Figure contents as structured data
— begin —
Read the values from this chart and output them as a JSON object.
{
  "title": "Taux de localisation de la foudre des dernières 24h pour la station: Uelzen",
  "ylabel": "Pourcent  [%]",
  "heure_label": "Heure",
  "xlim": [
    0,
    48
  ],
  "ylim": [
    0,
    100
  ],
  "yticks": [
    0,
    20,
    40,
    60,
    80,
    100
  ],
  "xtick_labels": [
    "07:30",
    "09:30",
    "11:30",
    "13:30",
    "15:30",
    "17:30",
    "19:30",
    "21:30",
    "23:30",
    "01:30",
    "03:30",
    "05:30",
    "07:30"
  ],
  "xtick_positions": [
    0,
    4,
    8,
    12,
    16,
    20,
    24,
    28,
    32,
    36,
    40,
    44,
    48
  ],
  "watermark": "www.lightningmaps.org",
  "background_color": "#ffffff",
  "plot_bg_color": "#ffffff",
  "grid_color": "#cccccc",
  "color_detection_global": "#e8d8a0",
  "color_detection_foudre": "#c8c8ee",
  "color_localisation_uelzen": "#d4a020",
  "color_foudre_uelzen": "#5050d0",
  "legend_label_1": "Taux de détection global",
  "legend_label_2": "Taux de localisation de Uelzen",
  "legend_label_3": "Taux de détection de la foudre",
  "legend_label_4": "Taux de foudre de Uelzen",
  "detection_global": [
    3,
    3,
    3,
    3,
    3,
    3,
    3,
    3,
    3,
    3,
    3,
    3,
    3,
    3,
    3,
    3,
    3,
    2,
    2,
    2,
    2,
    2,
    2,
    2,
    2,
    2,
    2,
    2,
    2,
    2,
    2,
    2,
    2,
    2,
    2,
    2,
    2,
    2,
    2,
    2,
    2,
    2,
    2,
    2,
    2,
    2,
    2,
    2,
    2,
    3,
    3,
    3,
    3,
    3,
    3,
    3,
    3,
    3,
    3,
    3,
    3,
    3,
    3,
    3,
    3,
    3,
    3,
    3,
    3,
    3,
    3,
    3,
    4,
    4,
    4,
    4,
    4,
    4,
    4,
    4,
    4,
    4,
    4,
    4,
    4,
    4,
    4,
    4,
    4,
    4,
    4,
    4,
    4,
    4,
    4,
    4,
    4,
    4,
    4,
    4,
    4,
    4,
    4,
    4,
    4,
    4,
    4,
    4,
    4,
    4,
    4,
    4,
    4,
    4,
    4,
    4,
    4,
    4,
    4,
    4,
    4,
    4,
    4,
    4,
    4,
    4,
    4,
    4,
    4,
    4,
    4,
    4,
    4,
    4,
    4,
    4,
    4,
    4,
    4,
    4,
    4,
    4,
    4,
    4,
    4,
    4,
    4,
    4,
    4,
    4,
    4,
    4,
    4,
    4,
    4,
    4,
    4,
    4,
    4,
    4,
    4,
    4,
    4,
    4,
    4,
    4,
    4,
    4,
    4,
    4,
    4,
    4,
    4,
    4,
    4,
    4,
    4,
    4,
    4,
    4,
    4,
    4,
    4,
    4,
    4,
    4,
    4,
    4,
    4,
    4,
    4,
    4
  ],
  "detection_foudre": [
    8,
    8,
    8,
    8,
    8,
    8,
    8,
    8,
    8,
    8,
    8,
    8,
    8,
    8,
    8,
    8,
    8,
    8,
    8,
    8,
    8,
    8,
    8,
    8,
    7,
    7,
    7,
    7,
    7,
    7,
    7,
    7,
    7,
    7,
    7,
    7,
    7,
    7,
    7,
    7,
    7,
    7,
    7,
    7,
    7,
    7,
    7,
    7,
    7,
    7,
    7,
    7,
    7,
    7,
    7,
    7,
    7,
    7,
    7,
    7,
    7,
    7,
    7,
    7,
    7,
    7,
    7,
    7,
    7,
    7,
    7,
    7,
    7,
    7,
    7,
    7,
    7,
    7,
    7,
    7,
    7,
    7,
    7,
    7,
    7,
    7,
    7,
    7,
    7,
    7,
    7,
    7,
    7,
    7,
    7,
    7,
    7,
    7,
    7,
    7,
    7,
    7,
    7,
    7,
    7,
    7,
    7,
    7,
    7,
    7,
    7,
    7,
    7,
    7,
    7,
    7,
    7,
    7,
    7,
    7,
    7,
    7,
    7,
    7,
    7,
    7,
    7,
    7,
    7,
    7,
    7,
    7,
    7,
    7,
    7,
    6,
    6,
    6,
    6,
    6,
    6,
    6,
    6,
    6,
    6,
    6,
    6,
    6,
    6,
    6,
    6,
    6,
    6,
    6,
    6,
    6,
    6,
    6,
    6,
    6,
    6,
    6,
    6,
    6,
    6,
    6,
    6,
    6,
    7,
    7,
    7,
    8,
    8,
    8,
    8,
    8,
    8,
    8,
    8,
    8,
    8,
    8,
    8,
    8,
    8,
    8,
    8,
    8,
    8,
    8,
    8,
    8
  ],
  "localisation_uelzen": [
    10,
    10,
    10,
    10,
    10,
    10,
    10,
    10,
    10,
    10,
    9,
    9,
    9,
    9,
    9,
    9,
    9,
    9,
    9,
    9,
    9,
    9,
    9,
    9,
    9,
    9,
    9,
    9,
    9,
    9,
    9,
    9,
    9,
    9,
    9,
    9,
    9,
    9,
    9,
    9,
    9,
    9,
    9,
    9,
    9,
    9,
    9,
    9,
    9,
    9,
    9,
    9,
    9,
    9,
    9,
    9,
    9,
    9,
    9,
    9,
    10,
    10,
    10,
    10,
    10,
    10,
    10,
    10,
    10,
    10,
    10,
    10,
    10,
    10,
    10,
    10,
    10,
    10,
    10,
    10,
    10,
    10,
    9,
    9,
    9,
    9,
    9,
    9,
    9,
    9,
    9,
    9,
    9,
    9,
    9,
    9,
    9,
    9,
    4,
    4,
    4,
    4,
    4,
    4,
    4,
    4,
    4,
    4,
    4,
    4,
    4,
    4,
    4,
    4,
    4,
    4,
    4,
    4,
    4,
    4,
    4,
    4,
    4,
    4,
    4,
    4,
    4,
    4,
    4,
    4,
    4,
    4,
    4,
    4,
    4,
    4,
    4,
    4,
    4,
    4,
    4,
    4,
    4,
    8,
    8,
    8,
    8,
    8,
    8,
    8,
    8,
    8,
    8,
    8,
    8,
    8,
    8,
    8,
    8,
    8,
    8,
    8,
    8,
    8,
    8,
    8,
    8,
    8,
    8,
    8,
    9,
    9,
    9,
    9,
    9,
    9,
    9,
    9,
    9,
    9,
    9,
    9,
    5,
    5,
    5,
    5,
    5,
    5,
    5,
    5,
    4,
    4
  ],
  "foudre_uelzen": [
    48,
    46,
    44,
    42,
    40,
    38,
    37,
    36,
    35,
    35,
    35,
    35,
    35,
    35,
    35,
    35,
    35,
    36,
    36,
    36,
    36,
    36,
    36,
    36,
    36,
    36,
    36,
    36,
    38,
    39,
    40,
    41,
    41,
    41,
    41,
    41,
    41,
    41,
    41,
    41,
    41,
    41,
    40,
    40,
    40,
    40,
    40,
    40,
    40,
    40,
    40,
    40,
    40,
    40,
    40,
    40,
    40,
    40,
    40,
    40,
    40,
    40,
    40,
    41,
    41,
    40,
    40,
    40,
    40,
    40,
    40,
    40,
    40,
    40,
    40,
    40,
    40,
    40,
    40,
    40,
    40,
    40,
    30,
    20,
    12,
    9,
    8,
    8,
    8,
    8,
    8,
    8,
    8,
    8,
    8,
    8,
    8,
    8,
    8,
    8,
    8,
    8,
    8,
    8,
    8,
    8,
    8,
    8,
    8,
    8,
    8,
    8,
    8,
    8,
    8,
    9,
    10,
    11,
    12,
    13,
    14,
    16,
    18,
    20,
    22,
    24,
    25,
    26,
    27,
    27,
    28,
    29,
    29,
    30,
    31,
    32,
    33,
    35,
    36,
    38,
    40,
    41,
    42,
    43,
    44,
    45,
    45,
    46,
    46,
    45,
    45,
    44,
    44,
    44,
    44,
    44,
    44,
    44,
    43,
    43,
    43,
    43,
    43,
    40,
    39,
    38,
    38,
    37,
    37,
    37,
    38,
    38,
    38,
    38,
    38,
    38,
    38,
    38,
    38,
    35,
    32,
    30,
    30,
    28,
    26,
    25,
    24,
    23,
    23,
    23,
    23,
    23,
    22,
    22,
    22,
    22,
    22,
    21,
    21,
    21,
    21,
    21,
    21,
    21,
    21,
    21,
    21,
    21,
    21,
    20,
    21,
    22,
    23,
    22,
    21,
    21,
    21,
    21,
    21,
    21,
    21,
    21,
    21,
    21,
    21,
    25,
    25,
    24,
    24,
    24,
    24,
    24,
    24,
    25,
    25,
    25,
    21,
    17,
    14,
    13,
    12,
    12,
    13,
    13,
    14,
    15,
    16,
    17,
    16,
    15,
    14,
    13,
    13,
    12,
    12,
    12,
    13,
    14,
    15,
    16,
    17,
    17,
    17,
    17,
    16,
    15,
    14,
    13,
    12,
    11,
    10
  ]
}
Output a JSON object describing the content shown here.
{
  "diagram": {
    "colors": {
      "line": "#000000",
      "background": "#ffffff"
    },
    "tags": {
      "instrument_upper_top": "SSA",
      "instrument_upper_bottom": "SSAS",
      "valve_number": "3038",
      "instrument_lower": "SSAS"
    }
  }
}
— end —
**Stated goal**.
Leave out every line before the one containing "Output a JSON"; set down that line and all remaining lines of the material exactly.

**Answer to this problem**.
Output a JSON object describing the content shown here.
{
  "diagram": {
    "colors": {
      "line": "#000000",
      "background": "#ffffff"
    },
    "tags": {
      "instrument_upper_top": "SSA",
      "instrument_upper_bottom": "SSAS",
      "valve_number": "3038",
      "instrument_lower": "SSAS"
    }
  }
}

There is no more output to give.